Dataset items:
────────────────────

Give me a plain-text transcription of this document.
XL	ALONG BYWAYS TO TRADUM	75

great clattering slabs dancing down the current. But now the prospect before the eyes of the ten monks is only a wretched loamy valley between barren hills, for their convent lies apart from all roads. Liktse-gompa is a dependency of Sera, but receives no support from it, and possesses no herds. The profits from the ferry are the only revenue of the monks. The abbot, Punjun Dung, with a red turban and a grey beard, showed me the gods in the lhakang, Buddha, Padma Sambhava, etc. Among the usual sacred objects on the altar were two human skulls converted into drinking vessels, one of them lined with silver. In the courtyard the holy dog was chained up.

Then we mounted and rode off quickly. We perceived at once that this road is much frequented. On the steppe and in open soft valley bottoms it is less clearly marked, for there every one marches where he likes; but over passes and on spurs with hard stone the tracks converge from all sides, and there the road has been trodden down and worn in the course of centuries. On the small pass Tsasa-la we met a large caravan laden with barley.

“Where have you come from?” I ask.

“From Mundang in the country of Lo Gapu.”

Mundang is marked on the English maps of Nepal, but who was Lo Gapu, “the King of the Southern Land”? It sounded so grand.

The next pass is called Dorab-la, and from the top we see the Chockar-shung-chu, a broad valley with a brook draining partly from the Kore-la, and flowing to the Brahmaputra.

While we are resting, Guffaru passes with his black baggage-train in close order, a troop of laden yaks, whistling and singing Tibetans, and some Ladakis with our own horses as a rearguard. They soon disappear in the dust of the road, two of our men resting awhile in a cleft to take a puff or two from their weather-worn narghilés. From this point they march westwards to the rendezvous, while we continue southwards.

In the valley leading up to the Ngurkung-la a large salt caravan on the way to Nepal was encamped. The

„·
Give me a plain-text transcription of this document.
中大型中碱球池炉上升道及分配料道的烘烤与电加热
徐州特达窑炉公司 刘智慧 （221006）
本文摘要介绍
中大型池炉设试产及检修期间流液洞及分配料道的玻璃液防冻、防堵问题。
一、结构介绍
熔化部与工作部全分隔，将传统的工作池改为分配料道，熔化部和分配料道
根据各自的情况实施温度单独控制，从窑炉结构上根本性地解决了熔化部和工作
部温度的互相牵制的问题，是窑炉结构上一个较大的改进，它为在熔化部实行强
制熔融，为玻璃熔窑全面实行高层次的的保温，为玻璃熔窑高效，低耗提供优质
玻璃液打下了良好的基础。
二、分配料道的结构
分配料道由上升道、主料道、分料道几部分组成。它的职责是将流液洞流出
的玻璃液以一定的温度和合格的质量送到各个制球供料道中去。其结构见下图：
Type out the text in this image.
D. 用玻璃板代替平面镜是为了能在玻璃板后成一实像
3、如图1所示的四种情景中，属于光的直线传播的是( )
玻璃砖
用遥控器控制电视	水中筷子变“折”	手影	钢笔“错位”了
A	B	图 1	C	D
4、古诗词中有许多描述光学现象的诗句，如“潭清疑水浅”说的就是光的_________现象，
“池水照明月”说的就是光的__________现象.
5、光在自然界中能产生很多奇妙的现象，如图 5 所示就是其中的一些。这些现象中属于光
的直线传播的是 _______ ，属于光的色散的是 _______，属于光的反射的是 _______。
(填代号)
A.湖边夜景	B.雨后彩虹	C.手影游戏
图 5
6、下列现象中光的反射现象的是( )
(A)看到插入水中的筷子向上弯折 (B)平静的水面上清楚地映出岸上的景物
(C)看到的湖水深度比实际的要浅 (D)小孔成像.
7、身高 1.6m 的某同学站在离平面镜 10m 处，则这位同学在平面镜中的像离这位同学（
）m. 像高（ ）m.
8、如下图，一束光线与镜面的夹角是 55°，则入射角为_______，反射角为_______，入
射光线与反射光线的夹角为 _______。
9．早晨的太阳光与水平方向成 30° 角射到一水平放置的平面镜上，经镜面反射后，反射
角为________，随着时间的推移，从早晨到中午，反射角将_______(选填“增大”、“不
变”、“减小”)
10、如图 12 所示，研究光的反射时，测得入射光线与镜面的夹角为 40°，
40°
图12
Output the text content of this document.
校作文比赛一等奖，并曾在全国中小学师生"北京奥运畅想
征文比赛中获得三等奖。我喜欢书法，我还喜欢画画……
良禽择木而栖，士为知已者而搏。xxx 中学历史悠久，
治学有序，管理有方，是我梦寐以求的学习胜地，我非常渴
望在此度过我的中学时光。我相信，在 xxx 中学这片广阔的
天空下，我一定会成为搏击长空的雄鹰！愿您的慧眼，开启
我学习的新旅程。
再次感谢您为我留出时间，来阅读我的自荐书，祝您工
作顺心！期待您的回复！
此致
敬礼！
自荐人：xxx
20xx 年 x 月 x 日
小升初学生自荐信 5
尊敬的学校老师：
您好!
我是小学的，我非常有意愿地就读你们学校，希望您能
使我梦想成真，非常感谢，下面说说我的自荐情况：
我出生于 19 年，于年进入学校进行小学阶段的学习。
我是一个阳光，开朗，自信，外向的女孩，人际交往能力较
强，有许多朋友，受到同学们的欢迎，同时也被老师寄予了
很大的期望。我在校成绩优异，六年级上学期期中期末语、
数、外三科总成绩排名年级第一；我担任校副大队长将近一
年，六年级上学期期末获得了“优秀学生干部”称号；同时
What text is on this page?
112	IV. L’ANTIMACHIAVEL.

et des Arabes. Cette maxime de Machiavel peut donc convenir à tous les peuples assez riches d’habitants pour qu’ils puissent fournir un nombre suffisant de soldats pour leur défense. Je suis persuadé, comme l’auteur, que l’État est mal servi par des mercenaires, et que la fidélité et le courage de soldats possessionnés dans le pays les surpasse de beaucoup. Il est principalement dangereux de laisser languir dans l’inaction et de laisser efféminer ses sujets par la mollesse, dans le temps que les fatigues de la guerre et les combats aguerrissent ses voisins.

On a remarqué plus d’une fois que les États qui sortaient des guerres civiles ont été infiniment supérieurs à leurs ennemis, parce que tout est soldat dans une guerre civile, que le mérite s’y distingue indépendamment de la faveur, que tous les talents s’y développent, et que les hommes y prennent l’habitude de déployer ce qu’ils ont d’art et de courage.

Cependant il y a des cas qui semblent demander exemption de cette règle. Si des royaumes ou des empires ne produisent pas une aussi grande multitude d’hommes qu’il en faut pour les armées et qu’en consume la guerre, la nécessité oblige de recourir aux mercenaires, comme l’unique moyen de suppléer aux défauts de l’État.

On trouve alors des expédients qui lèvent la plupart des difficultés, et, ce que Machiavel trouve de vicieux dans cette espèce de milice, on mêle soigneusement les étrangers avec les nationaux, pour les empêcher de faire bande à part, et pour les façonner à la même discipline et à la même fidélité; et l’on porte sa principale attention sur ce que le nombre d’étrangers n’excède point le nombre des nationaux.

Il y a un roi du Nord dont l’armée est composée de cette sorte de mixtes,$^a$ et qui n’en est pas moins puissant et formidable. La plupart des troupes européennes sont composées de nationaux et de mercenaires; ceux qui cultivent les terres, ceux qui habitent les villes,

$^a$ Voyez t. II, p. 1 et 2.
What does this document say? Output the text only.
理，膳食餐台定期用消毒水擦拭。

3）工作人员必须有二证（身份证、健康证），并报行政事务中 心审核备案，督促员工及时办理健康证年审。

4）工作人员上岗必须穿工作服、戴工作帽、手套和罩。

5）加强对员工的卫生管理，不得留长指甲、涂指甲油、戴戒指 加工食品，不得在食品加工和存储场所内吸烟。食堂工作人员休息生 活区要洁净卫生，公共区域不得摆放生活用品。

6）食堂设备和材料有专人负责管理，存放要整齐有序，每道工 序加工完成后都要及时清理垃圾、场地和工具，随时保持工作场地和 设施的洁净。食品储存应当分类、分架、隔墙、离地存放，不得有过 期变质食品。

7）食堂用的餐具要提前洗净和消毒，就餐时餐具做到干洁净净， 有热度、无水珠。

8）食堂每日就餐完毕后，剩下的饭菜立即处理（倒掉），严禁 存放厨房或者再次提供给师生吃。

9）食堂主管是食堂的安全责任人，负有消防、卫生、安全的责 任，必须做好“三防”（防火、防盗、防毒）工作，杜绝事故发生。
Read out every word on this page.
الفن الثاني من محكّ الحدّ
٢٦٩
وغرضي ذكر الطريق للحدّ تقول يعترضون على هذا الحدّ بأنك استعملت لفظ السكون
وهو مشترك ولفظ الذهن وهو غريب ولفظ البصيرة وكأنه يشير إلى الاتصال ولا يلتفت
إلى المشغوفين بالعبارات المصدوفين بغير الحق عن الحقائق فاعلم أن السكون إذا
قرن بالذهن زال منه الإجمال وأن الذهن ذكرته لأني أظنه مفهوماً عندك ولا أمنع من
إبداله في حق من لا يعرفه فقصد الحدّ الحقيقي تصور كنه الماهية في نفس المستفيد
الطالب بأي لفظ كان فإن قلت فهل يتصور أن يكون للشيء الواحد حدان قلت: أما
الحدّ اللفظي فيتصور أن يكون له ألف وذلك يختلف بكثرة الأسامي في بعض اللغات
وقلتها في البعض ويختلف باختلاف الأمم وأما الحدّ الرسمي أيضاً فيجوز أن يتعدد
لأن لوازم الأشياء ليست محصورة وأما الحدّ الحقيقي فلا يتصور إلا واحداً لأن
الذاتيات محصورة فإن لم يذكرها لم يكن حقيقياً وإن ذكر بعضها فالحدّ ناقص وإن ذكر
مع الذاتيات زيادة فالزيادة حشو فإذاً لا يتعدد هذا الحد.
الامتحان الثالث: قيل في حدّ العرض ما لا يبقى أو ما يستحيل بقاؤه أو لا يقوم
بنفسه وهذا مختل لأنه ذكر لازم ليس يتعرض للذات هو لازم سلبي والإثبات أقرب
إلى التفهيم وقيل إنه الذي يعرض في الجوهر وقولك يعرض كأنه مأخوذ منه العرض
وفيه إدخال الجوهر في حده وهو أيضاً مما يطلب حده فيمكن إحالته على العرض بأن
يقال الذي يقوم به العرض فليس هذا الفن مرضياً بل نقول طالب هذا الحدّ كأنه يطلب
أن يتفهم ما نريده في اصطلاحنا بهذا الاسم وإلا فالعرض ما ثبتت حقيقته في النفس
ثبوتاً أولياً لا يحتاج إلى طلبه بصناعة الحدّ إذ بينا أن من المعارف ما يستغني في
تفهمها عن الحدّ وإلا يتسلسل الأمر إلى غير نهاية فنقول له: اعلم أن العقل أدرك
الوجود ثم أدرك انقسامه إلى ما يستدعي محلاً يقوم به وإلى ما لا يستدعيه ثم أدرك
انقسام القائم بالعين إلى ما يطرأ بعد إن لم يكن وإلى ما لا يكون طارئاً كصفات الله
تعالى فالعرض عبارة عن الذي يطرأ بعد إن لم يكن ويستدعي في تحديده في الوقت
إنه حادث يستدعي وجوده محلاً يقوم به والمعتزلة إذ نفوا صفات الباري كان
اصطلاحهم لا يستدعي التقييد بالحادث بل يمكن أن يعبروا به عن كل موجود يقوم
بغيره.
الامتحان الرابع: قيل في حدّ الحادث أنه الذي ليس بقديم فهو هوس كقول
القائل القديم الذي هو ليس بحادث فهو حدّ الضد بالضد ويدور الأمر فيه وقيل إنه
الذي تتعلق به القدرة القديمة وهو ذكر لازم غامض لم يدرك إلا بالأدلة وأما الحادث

────────────────────

**Exercise:** In the listing above, locate each line with "يقوم" and copy it.

**Answer to this task:**
الامتحان الثالث: قيل في حدّ العرض ما لا يبقى أو ما يستحيل بقاؤه أو لا يقوم
يقال الذي يقوم به العرض فليس هذا الفن مرضياً بل نقول طالب هذا الحدّ كأنه يطلب
الوجود ثم أدرك انقسامه إلى ما يستدعي محلاً يقوم به وإلى ما لا يستدعيه ثم أدرك
إنه حادث يستدعي وجوده محلاً يقوم به والمعتزلة إذ نفوا صفات الباري كان
اصطلاحهم لا يستدعي التقييد بالحادث بل يمكن أن يعبروا به عن كل موجود يقوم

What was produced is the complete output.